(Figure data in JSON)
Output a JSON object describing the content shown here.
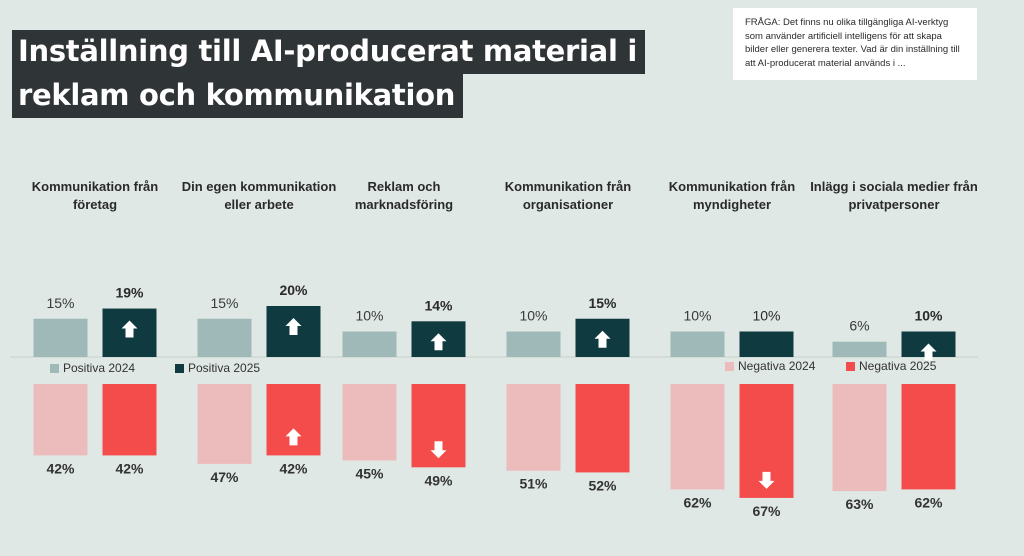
{
  "title_lines": [
    "Inställning till AI-producerat material i",
    "reklam och kommunikation"
  ],
  "question": "FRÅGA: Det finns nu olika tillgängliga AI-verktyg som använder artificiell intelligens för att skapa bilder eller generera texter. Vad är din inställning till att AI-producerat material används i ...",
  "chart_data": {
    "type": "bar",
    "categories": [
      [
        "Kommunikation från",
        "företag"
      ],
      [
        "Din egen kommunikation",
        "eller arbete"
      ],
      [
        "Reklam och",
        "marknadsföring"
      ],
      [
        "Kommunikation från",
        "organisationer"
      ],
      [
        "Kommunikation från",
        "myndigheter"
      ],
      [
        "Inlägg i sociala medier från",
        "privatpersoner"
      ]
    ],
    "series": [
      {
        "name": "Positiva 2024",
        "values": [
          15,
          15,
          10,
          10,
          10,
          6
        ],
        "color": "#9fb8b8"
      },
      {
        "name": "Positiva 2025",
        "values": [
          19,
          20,
          14,
          15,
          10,
          10
        ],
        "color": "#0f3a3f",
        "change_arrows": [
          "up",
          "up",
          "up",
          "up",
          "none",
          "up"
        ],
        "bold": [
          true,
          true,
          true,
          true,
          false,
          true
        ]
      },
      {
        "name": "Negativa 2024",
        "values": [
          42,
          47,
          45,
          51,
          62,
          63
        ],
        "color": "#ecbcbc"
      },
      {
        "name": "Negativa 2025",
        "values": [
          42,
          42,
          49,
          52,
          67,
          62
        ],
        "color": "#f44b4b",
        "change_arrows": [
          "none",
          "up",
          "down",
          "none",
          "down",
          "none"
        ]
      }
    ],
    "value_suffix": "%",
    "legend": {
      "positive": "top-left, below axis",
      "negative": "right, below axis"
    }
  }
}
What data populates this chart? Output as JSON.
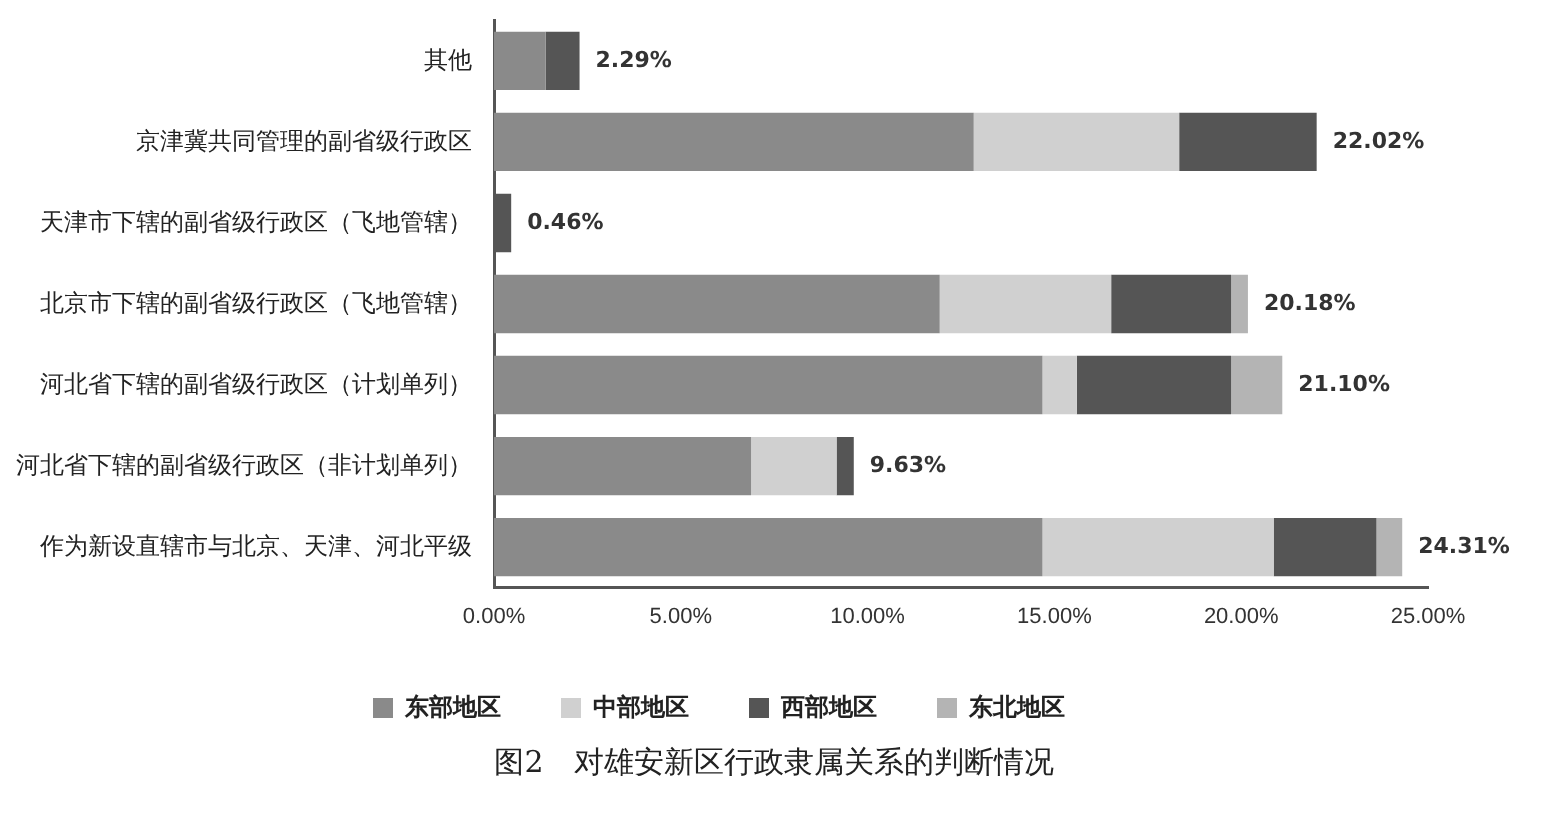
{
  "chart_data": {
    "type": "bar",
    "orientation": "horizontal",
    "stacked": true,
    "title": "图2　对雄安新区行政隶属关系的判断情况",
    "categories": [
      "其他",
      "京津冀共同管理的副省级行政区",
      "天津市下辖的副省级行政区（飞地管辖）",
      "北京市下辖的副省级行政区（飞地管辖）",
      "河北省下辖的副省级行政区（计划单列）",
      "河北省下辖的副省级行政区（非计划单列）",
      "作为新设直辖市与北京、天津、河北平级"
    ],
    "series": [
      {
        "name": "东部地区",
        "color": "#8a8a8a",
        "values": [
          1.38,
          12.84,
          null,
          11.93,
          14.68,
          6.88,
          14.68
        ]
      },
      {
        "name": "中部地区",
        "color": "#d0d0d0",
        "values": [
          null,
          5.5,
          null,
          4.59,
          0.92,
          2.29,
          6.19
        ]
      },
      {
        "name": "西部地区",
        "color": "#555555",
        "values": [
          0.91,
          3.68,
          0.46,
          3.21,
          4.13,
          0.46,
          2.75
        ]
      },
      {
        "name": "东北地区",
        "color": "#b4b4b4",
        "values": [
          null,
          null,
          null,
          0.45,
          1.37,
          null,
          0.69
        ]
      }
    ],
    "totals": [
      "2.29%",
      "22.02%",
      "0.46%",
      "20.18%",
      "21.10%",
      "9.63%",
      "24.31%"
    ],
    "xlim": [
      0,
      25
    ],
    "xticks": [
      {
        "value": 0,
        "label": "0.00%"
      },
      {
        "value": 5,
        "label": "5.00%"
      },
      {
        "value": 10,
        "label": "10.00%"
      },
      {
        "value": 15,
        "label": "15.00%"
      },
      {
        "value": 20,
        "label": "20.00%"
      },
      {
        "value": 25,
        "label": "25.00%"
      }
    ],
    "legend": "bottom",
    "grid": false
  }
}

• _Required task_: Transcribe the material exactly, and leave out whatever pictures it holds.

• _Result for this task_:
Output a JSON object describing the content shown here.
{
  "title_lines": [
    "Inställning till AI-producerat material i",
    "reklam och kommunikation"
  ],
  "question": "FRÅGA: Det finns nu olika tillgängliga AI-verktyg som använder artificiell intelligens för att skapa bilder eller generera texter. Vad är din inställning till att AI-producerat material används i ...",
  "chart_data": {
    "type": "bar",
    "categories": [
      [
        "Kommunikation från",
        "företag"
      ],
      [
        "Din egen kommunikation",
        "eller arbete"
      ],
      [
        "Reklam och",
        "marknadsföring"
      ],
      [
        "Kommunikation från",
        "organisationer"
      ],
      [
        "Kommunikation från",
        "myndigheter"
      ],
      [
        "Inlägg i sociala medier från",
        "privatpersoner"
      ]
    ],
    "series": [
      {
        "name": "Positiva 2024",
        "values": [
          15,
          15,
          10,
          10,
          10,
          6
        ],
        "color": "#9fb8b8"
      },
      {
        "name": "Positiva 2025",
        "values": [
          19,
          20,
          14,
          15,
          10,
          10
        ],
        "color": "#0f3a3f",
        "change_arrows": [
          "up",
          "up",
          "up",
          "up",
          "none",
          "up"
        ],
        "bold": [
          true,
          true,
          true,
          true,
          false,
          true
        ]
      },
      {
        "name": "Negativa 2024",
        "values": [
          42,
          47,
          45,
          51,
          62,
          63
        ],
        "color": "#ecbcbc"
      },
      {
        "name": "Negativa 2025",
        "values": [
          42,
          42,
          49,
          52,
          67,
          62
        ],
        "color": "#f44b4b",
        "change_arrows": [
          "none",
          "up",
          "down",
          "none",
          "down",
          "none"
        ]
      }
    ],
    "value_suffix": "%",
    "legend": {
      "positive": "top-left, below axis",
      "negative": "right, below axis"
    }
  }
}
What data populates this chart? Output as JSON.
{
  "chart_data": {
    "type": "bar",
    "orientation": "horizontal",
    "stacked": true,
    "title": "图2　对雄安新区行政隶属关系的判断情况",
    "categories": [
      "其他",
      "京津冀共同管理的副省级行政区",
      "天津市下辖的副省级行政区（飞地管辖）",
      "北京市下辖的副省级行政区（飞地管辖）",
      "河北省下辖的副省级行政区（计划单列）",
      "河北省下辖的副省级行政区（非计划单列）",
      "作为新设直辖市与北京、天津、河北平级"
    ],
    "series": [
      {
        "name": "东部地区",
        "color": "#8a8a8a",
        "values": [
          1.38,
          12.84,
          null,
          11.93,
          14.68,
          6.88,
          14.68
        ]
      },
      {
        "name": "中部地区",
        "color": "#d0d0d0",
        "values": [
          null,
          5.5,
          null,
          4.59,
          0.92,
          2.29,
          6.19
        ]
      },
      {
        "name": "西部地区",
        "color": "#555555",
        "values": [
          0.91,
          3.68,
          0.46,
          3.21,
          4.13,
          0.46,
          2.75
        ]
      },
      {
        "name": "东北地区",
        "color": "#b4b4b4",
        "values": [
          null,
          null,
          null,
          0.45,
          1.37,
          null,
          0.69
        ]
      }
    ],
    "totals": [
      "2.29%",
      "22.02%",
      "0.46%",
      "20.18%",
      "21.10%",
      "9.63%",
      "24.31%"
    ],
    "xlim": [
      0,
      25
    ],
    "xticks": [
      {
        "value": 0,
        "label": "0.00%"
      },
      {
        "value": 5,
        "label": "5.00%"
      },
      {
        "value": 10,
        "label": "10.00%"
      },
      {
        "value": 15,
        "label": "15.00%"
      },
      {
        "value": 20,
        "label": "20.00%"
      },
      {
        "value": 25,
        "label": "25.00%"
      }
    ],
    "legend": "bottom",
    "grid": false
  }
}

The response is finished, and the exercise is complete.